Exercise |
Restate every line of the material, word for word.
[Supplied data start]
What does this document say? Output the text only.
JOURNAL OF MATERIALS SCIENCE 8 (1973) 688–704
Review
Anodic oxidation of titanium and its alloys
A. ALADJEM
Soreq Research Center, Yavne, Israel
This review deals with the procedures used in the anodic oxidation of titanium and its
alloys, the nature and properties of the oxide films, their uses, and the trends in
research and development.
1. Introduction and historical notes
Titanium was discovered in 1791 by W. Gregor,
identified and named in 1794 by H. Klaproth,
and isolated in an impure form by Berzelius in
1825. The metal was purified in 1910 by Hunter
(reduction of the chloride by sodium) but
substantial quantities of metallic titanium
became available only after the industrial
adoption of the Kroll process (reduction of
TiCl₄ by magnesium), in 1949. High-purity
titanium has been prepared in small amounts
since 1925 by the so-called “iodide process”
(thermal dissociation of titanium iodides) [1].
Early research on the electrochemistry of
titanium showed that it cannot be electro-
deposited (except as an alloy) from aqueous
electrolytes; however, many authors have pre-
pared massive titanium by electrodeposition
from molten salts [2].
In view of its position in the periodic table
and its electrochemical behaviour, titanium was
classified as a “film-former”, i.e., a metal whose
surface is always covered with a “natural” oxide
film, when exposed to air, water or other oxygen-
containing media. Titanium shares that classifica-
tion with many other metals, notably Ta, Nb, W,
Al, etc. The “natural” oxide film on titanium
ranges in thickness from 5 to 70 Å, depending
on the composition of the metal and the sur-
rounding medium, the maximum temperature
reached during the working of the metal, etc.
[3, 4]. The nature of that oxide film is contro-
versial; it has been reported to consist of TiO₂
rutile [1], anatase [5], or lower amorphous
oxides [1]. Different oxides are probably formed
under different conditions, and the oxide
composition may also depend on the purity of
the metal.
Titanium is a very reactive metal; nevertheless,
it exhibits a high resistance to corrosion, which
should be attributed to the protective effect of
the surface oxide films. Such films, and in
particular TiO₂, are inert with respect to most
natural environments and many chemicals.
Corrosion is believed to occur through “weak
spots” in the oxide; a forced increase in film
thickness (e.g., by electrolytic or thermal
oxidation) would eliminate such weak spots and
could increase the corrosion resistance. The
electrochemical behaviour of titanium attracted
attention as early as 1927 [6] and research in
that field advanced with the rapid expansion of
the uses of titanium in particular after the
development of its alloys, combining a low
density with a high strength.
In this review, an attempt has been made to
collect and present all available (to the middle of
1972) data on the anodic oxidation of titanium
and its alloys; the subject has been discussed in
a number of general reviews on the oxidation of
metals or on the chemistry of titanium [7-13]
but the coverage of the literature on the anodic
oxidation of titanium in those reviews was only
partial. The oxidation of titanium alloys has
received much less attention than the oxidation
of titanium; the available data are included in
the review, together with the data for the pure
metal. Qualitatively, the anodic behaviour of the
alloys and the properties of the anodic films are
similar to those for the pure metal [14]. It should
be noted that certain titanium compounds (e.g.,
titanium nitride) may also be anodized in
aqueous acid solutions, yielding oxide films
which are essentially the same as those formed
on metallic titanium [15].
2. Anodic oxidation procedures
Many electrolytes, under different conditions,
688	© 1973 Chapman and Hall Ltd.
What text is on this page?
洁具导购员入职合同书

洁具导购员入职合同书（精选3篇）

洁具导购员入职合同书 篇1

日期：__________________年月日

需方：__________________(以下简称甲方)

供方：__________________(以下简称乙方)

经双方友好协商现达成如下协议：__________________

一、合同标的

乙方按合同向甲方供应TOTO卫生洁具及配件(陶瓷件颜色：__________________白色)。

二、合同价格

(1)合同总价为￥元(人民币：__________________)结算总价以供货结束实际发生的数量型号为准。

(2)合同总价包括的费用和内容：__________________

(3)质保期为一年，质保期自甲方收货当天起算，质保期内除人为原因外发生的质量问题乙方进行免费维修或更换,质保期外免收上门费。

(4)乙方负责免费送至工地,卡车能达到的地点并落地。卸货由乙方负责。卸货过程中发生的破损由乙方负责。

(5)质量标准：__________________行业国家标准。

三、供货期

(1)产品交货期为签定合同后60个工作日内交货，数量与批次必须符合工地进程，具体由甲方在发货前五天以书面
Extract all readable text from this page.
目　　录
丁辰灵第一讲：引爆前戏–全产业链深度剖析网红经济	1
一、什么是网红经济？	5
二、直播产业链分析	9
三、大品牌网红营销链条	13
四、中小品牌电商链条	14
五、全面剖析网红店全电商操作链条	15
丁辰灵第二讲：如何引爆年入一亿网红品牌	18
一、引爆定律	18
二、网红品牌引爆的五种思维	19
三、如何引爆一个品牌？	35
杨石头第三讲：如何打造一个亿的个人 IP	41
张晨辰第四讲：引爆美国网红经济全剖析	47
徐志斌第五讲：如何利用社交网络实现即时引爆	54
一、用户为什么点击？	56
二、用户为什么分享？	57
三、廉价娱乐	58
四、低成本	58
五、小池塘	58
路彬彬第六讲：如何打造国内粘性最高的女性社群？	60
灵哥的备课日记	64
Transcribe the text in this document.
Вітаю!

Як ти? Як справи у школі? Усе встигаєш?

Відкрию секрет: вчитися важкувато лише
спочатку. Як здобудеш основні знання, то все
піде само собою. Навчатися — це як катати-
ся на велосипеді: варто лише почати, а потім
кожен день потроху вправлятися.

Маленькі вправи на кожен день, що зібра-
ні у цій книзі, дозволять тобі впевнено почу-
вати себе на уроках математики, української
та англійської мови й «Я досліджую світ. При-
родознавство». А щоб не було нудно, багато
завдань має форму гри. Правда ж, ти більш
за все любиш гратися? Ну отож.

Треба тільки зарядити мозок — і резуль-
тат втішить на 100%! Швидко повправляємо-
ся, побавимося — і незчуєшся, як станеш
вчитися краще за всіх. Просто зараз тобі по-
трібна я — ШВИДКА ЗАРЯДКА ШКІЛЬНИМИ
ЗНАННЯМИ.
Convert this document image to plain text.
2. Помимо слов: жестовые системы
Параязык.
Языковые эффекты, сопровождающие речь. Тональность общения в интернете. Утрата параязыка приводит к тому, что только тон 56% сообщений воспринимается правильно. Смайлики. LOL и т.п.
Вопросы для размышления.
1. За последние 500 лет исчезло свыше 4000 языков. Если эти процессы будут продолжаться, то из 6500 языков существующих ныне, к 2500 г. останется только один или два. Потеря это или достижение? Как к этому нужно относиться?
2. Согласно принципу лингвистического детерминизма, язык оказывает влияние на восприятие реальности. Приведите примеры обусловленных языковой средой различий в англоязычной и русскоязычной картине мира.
[Supplied data end]
Problem solution |
What does this document say? Output the text only.
JOURNAL OF MATERIALS SCIENCE 8 (1973) 688–704
Review
Anodic oxidation of titanium and its alloys
A. ALADJEM
Soreq Research Center, Yavne, Israel
This review deals with the procedures used in the anodic oxidation of titanium and its
alloys, the nature and properties of the oxide films, their uses, and the trends in
research and development.
1. Introduction and historical notes
Titanium was discovered in 1791 by W. Gregor,
identified and named in 1794 by H. Klaproth,
and isolated in an impure form by Berzelius in
1825. The metal was purified in 1910 by Hunter
(reduction of the chloride by sodium) but
substantial quantities of metallic titanium
became available only after the industrial
adoption of the Kroll process (reduction of
TiCl₄ by magnesium), in 1949. High-purity
titanium has been prepared in small amounts
since 1925 by the so-called “iodide process”
(thermal dissociation of titanium iodides) [1].
Early research on the electrochemistry of
titanium showed that it cannot be electro-
deposited (except as an alloy) from aqueous
electrolytes; however, many authors have pre-
pared massive titanium by electrodeposition
from molten salts [2].
In view of its position in the periodic table
and its electrochemical behaviour, titanium was
classified as a “film-former”, i.e., a metal whose
surface is always covered with a “natural” oxide
film, when exposed to air, water or other oxygen-
containing media. Titanium shares that classifica-
tion with many other metals, notably Ta, Nb, W,
Al, etc. The “natural” oxide film on titanium
ranges in thickness from 5 to 70 Å, depending
on the composition of the metal and the sur-
rounding medium, the maximum temperature
reached during the working of the metal, etc.
[3, 4]. The nature of that oxide film is contro-
versial; it has been reported to consist of TiO₂
rutile [1], anatase [5], or lower amorphous
oxides [1]. Different oxides are probably formed
under different conditions, and the oxide
composition may also depend on the purity of
the metal.
Titanium is a very reactive metal; nevertheless,
it exhibits a high resistance to corrosion, which
should be attributed to the protective effect of
the surface oxide films. Such films, and in
particular TiO₂, are inert with respect to most
natural environments and many chemicals.
Corrosion is believed to occur through “weak
spots” in the oxide; a forced increase in film
thickness (e.g., by electrolytic or thermal
oxidation) would eliminate such weak spots and
could increase the corrosion resistance. The
electrochemical behaviour of titanium attracted
attention as early as 1927 [6] and research in
that field advanced with the rapid expansion of
the uses of titanium in particular after the
development of its alloys, combining a low
density with a high strength.
In this review, an attempt has been made to
collect and present all available (to the middle of
1972) data on the anodic oxidation of titanium
and its alloys; the subject has been discussed in
a number of general reviews on the oxidation of
metals or on the chemistry of titanium [7-13]
but the coverage of the literature on the anodic
oxidation of titanium in those reviews was only
partial. The oxidation of titanium alloys has
received much less attention than the oxidation
of titanium; the available data are included in
the review, together with the data for the pure
metal. Qualitatively, the anodic behaviour of the
alloys and the properties of the anodic films are
similar to those for the pure metal [14]. It should
be noted that certain titanium compounds (e.g.,
titanium nitride) may also be anodized in
aqueous acid solutions, yielding oxide films
which are essentially the same as those formed
on metallic titanium [15].
2. Anodic oxidation procedures
Many electrolytes, under different conditions,
688	© 1973 Chapman and Hall Ltd.
What text is on this page?
洁具导购员入职合同书

洁具导购员入职合同书（精选3篇）

洁具导购员入职合同书 篇1

日期：__________________年月日

需方：__________________(以下简称甲方)

供方：__________________(以下简称乙方)

经双方友好协商现达成如下协议：__________________

一、合同标的

乙方按合同向甲方供应TOTO卫生洁具及配件(陶瓷件颜色：__________________白色)。

二、合同价格

(1)合同总价为￥元(人民币：__________________)结算总价以供货结束实际发生的数量型号为准。

(2)合同总价包括的费用和内容：__________________

(3)质保期为一年，质保期自甲方收货当天起算，质保期内除人为原因外发生的质量问题乙方进行免费维修或更换,质保期外免收上门费。

(4)乙方负责免费送至工地,卡车能达到的地点并落地。卸货由乙方负责。卸货过程中发生的破损由乙方负责。

(5)质量标准：__________________行业国家标准。

三、供货期

(1)产品交货期为签定合同后60个工作日内交货，数量与批次必须符合工地进程，具体由甲方在发货前五天以书面
Extract all readable text from this page.
目　　录
丁辰灵第一讲：引爆前戏–全产业链深度剖析网红经济	1
一、什么是网红经济？	5
二、直播产业链分析	9
三、大品牌网红营销链条	13
四、中小品牌电商链条	14
五、全面剖析网红店全电商操作链条	15
丁辰灵第二讲：如何引爆年入一亿网红品牌	18
一、引爆定律	18
二、网红品牌引爆的五种思维	19
三、如何引爆一个品牌？	35
杨石头第三讲：如何打造一个亿的个人 IP	41
张晨辰第四讲：引爆美国网红经济全剖析	47
徐志斌第五讲：如何利用社交网络实现即时引爆	54
一、用户为什么点击？	56
二、用户为什么分享？	57
三、廉价娱乐	58
四、低成本	58
五、小池塘	58
路彬彬第六讲：如何打造国内粘性最高的女性社群？	60
灵哥的备课日记	64
Transcribe the text in this document.
Вітаю!

Як ти? Як справи у школі? Усе встигаєш?

Відкрию секрет: вчитися важкувато лише
спочатку. Як здобудеш основні знання, то все
піде само собою. Навчатися — це як катати-
ся на велосипеді: варто лише почати, а потім
кожен день потроху вправлятися.

Маленькі вправи на кожен день, що зібра-
ні у цій книзі, дозволять тобі впевнено почу-
вати себе на уроках математики, української
та англійської мови й «Я досліджую світ. При-
родознавство». А щоб не було нудно, багато
завдань має форму гри. Правда ж, ти більш
за все любиш гратися? Ну отож.

Треба тільки зарядити мозок — і резуль-
тат втішить на 100%! Швидко повправляємо-
ся, побавимося — і незчуєшся, як станеш
вчитися краще за всіх. Просто зараз тобі по-
трібна я — ШВИДКА ЗАРЯДКА ШКІЛЬНИМИ
ЗНАННЯМИ.
Convert this document image to plain text.
2. Помимо слов: жестовые системы
Параязык.
Языковые эффекты, сопровождающие речь. Тональность общения в интернете. Утрата параязыка приводит к тому, что только тон 56% сообщений воспринимается правильно. Смайлики. LOL и т.п.
Вопросы для размышления.
1. За последние 500 лет исчезло свыше 4000 языков. Если эти процессы будут продолжаться, то из 6500 языков существующих ныне, к 2500 г. останется только один или два. Потеря это или достижение? Как к этому нужно относиться?
2. Согласно принципу лингвистического детерминизма, язык оказывает влияние на восприятие реальности. Приведите примеры обусловленных языковой средой различий в англоязычной и русскоязычной картине мира.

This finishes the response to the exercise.